- _Provided material_:

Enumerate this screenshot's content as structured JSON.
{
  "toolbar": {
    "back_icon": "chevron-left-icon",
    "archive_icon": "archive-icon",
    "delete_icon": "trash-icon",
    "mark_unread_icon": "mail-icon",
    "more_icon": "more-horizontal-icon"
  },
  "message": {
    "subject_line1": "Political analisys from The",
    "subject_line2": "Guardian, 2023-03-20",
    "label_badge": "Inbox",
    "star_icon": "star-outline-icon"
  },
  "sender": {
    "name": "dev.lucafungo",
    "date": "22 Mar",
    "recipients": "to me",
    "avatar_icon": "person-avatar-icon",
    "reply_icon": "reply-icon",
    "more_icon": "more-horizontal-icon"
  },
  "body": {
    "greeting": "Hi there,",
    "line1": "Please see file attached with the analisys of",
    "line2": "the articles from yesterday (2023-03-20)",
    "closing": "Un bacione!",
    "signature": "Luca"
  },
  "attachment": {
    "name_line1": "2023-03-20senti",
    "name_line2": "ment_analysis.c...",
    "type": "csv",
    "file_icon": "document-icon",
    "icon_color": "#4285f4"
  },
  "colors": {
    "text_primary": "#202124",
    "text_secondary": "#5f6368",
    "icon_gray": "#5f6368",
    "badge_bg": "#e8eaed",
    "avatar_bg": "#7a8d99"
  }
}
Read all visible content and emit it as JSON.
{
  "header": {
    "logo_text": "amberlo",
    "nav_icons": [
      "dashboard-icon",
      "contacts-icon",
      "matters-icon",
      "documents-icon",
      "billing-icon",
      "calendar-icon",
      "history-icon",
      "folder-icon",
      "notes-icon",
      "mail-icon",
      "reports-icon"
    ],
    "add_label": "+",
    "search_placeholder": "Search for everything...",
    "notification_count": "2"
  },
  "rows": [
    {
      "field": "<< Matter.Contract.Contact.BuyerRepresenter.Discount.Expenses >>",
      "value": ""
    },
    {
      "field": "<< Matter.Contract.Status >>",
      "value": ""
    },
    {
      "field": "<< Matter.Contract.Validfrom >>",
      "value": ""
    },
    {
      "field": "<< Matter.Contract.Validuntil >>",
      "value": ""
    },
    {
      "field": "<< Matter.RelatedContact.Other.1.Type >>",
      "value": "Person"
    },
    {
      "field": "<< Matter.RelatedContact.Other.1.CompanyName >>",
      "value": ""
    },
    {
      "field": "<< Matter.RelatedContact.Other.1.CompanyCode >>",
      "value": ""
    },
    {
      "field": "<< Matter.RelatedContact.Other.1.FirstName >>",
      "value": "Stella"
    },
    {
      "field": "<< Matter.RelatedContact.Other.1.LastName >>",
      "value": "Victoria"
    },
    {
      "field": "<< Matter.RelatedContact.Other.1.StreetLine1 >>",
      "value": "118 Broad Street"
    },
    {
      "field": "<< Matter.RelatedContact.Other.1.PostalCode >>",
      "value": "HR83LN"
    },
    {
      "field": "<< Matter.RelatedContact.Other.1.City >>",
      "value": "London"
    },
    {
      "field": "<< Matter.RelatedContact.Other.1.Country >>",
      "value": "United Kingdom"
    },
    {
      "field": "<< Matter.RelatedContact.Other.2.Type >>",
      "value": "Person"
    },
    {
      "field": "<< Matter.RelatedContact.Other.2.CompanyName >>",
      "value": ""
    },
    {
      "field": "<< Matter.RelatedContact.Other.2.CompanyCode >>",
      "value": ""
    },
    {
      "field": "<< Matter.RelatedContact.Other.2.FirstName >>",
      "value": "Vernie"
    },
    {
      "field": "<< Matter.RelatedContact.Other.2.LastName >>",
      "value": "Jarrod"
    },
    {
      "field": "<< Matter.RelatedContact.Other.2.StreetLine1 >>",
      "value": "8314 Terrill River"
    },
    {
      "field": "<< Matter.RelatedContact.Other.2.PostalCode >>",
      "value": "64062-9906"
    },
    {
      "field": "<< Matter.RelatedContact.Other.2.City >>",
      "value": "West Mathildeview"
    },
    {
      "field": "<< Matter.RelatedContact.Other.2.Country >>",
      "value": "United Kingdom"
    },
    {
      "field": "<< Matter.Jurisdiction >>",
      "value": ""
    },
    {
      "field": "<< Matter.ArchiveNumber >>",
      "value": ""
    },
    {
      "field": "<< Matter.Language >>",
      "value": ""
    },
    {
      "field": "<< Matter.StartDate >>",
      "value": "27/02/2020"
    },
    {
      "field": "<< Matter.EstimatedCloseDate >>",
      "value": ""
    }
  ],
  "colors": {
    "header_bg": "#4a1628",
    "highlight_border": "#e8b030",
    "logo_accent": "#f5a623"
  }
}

- _Written request_: Quote each line of the listing above exactly.

- _Solved problem_:
Enumerate this screenshot's content as structured JSON.
{
  "toolbar": {
    "back_icon": "chevron-left-icon",
    "archive_icon": "archive-icon",
    "delete_icon": "trash-icon",
    "mark_unread_icon": "mail-icon",
    "more_icon": "more-horizontal-icon"
  },
  "message": {
    "subject_line1": "Political analisys from The",
    "subject_line2": "Guardian, 2023-03-20",
    "label_badge": "Inbox",
    "star_icon": "star-outline-icon"
  },
  "sender": {
    "name": "dev.lucafungo",
    "date": "22 Mar",
    "recipients": "to me",
    "avatar_icon": "person-avatar-icon",
    "reply_icon": "reply-icon",
    "more_icon": "more-horizontal-icon"
  },
  "body": {
    "greeting": "Hi there,",
    "line1": "Please see file attached with the analisys of",
    "line2": "the articles from yesterday (2023-03-20)",
    "closing": "Un bacione!",
    "signature": "Luca"
  },
  "attachment": {
    "name_line1": "2023-03-20senti",
    "name_line2": "ment_analysis.c...",
    "type": "csv",
    "file_icon": "document-icon",
    "icon_color": "#4285f4"
  },
  "colors": {
    "text_primary": "#202124",
    "text_secondary": "#5f6368",
    "icon_gray": "#5f6368",
    "badge_bg": "#e8eaed",
    "avatar_bg": "#7a8d99"
  }
}
Read all visible content and emit it as JSON.
{
  "header": {
    "logo_text": "amberlo",
    "nav_icons": [
      "dashboard-icon",
      "contacts-icon",
      "matters-icon",
      "documents-icon",
      "billing-icon",
      "calendar-icon",
      "history-icon",
      "folder-icon",
      "notes-icon",
      "mail-icon",
      "reports-icon"
    ],
    "add_label": "+",
    "search_placeholder": "Search for everything...",
    "notification_count": "2"
  },
  "rows": [
    {
      "field": "<< Matter.Contract.Contact.BuyerRepresenter.Discount.Expenses >>",
      "value": ""
    },
    {
      "field": "<< Matter.Contract.Status >>",
      "value": ""
    },
    {
      "field": "<< Matter.Contract.Validfrom >>",
      "value": ""
    },
    {
      "field": "<< Matter.Contract.Validuntil >>",
      "value": ""
    },
    {
      "field": "<< Matter.RelatedContact.Other.1.Type >>",
      "value": "Person"
    },
    {
      "field": "<< Matter.RelatedContact.Other.1.CompanyName >>",
      "value": ""
    },
    {
      "field": "<< Matter.RelatedContact.Other.1.CompanyCode >>",
      "value": ""
    },
    {
      "field": "<< Matter.RelatedContact.Other.1.FirstName >>",
      "value": "Stella"
    },
    {
      "field": "<< Matter.RelatedContact.Other.1.LastName >>",
      "value": "Victoria"
    },
    {
      "field": "<< Matter.RelatedContact.Other.1.StreetLine1 >>",
      "value": "118 Broad Street"
    },
    {
      "field": "<< Matter.RelatedContact.Other.1.PostalCode >>",
      "value": "HR83LN"
    },
    {
      "field": "<< Matter.RelatedContact.Other.1.City >>",
      "value": "London"
    },
    {
      "field": "<< Matter.RelatedContact.Other.1.Country >>",
      "value": "United Kingdom"
    },
    {
      "field": "<< Matter.RelatedContact.Other.2.Type >>",
      "value": "Person"
    },
    {
      "field": "<< Matter.RelatedContact.Other.2.CompanyName >>",
      "value": ""
    },
    {
      "field": "<< Matter.RelatedContact.Other.2.CompanyCode >>",
      "value": ""
    },
    {
      "field": "<< Matter.RelatedContact.Other.2.FirstName >>",
      "value": "Vernie"
    },
    {
      "field": "<< Matter.RelatedContact.Other.2.LastName >>",
      "value": "Jarrod"
    },
    {
      "field": "<< Matter.RelatedContact.Other.2.StreetLine1 >>",
      "value": "8314 Terrill River"
    },
    {
      "field": "<< Matter.RelatedContact.Other.2.PostalCode >>",
      "value": "64062-9906"
    },
    {
      "field": "<< Matter.RelatedContact.Other.2.City >>",
      "value": "West Mathildeview"
    },
    {
      "field": "<< Matter.RelatedContact.Other.2.Country >>",
      "value": "United Kingdom"
    },
    {
      "field": "<< Matter.Jurisdiction >>",
      "value": ""
    },
    {
      "field": "<< Matter.ArchiveNumber >>",
      "value": ""
    },
    {
      "field": "<< Matter.Language >>",
      "value": ""
    },
    {
      "field": "<< Matter.StartDate >>",
      "value": "27/02/2020"
    },
    {
      "field": "<< Matter.EstimatedCloseDate >>",
      "value": ""
    }
  ],
  "colors": {
    "header_bg": "#4a1628",
    "highlight_border": "#e8b030",
    "logo_accent": "#f5a623"
  }
}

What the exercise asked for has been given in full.